**Your objective:** Reproduce the lines of the material exactly, excluding every image.

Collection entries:
※ ※ ※
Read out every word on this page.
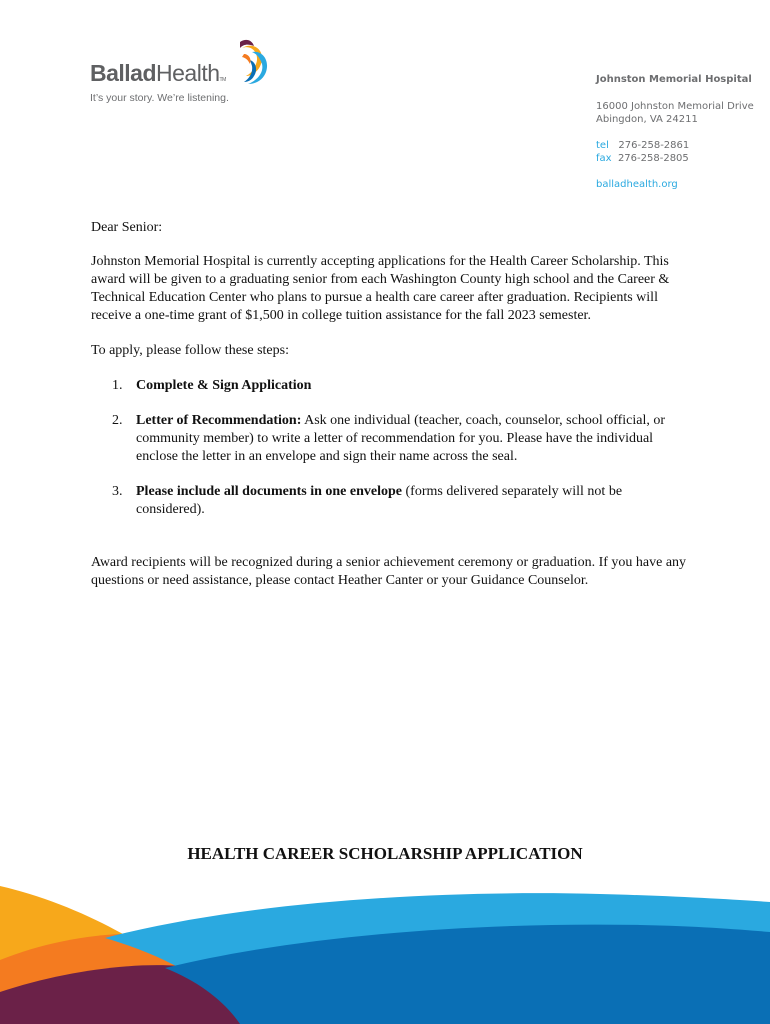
BalladHealthTM
It’s your story. We’re listening.
Johnston Memorial Hospital
16000 Johnston Memorial Drive
Abingdon, VA 24211
tel 276-258-2861
fax 276-258-2805
balladhealth.org

Dear Senior:

Johnston Memorial Hospital is currently accepting applications for the Health Career Scholarship. This award will be given to a graduating senior from each Washington County high school and the Career & Technical Education Center who plans to pursue a health care career after graduation. Recipients will receive a one-time grant of $1,500 in college tuition assistance for the fall 2023 semester.

To apply, please follow these steps:

1. Complete & Sign Application
2. Letter of Recommendation: Ask one individual (teacher, coach, counselor, school official, or community member) to write a letter of recommendation for you. Please have the individual enclose the letter in an envelope and sign their name across the seal.
3. Please include all documents in one envelope (forms delivered separately will not be considered).

Award recipients will be recognized during a senior achievement ceremony or graduation. If you have any questions or need assistance, please contact Heather Canter or your Guidance Counselor.

HEALTH CAREER SCHOLARSHIP APPLICATION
※ ※ ※
**Completed task:**
Read out every word on this page.
BalladHealthTM
It’s your story. We’re listening.
Johnston Memorial Hospital
16000 Johnston Memorial Drive
Abingdon, VA 24211
tel 276-258-2861
fax 276-258-2805
balladhealth.org

Dear Senior:

Johnston Memorial Hospital is currently accepting applications for the Health Career Scholarship. This award will be given to a graduating senior from each Washington County high school and the Career & Technical Education Center who plans to pursue a health care career after graduation. Recipients will receive a one-time grant of $1,500 in college tuition assistance for the fall 2023 semester.

To apply, please follow these steps:

1. Complete & Sign Application
2. Letter of Recommendation: Ask one individual (teacher, coach, counselor, school official, or community member) to write a letter of recommendation for you. Please have the individual enclose the letter in an envelope and sign their name across the seal.
3. Please include all documents in one envelope (forms delivered separately will not be considered).

Award recipients will be recognized during a senior achievement ceremony or graduation. If you have any questions or need assistance, please contact Heather Canter or your Guidance Counselor.

HEALTH CAREER SCHOLARSHIP APPLICATION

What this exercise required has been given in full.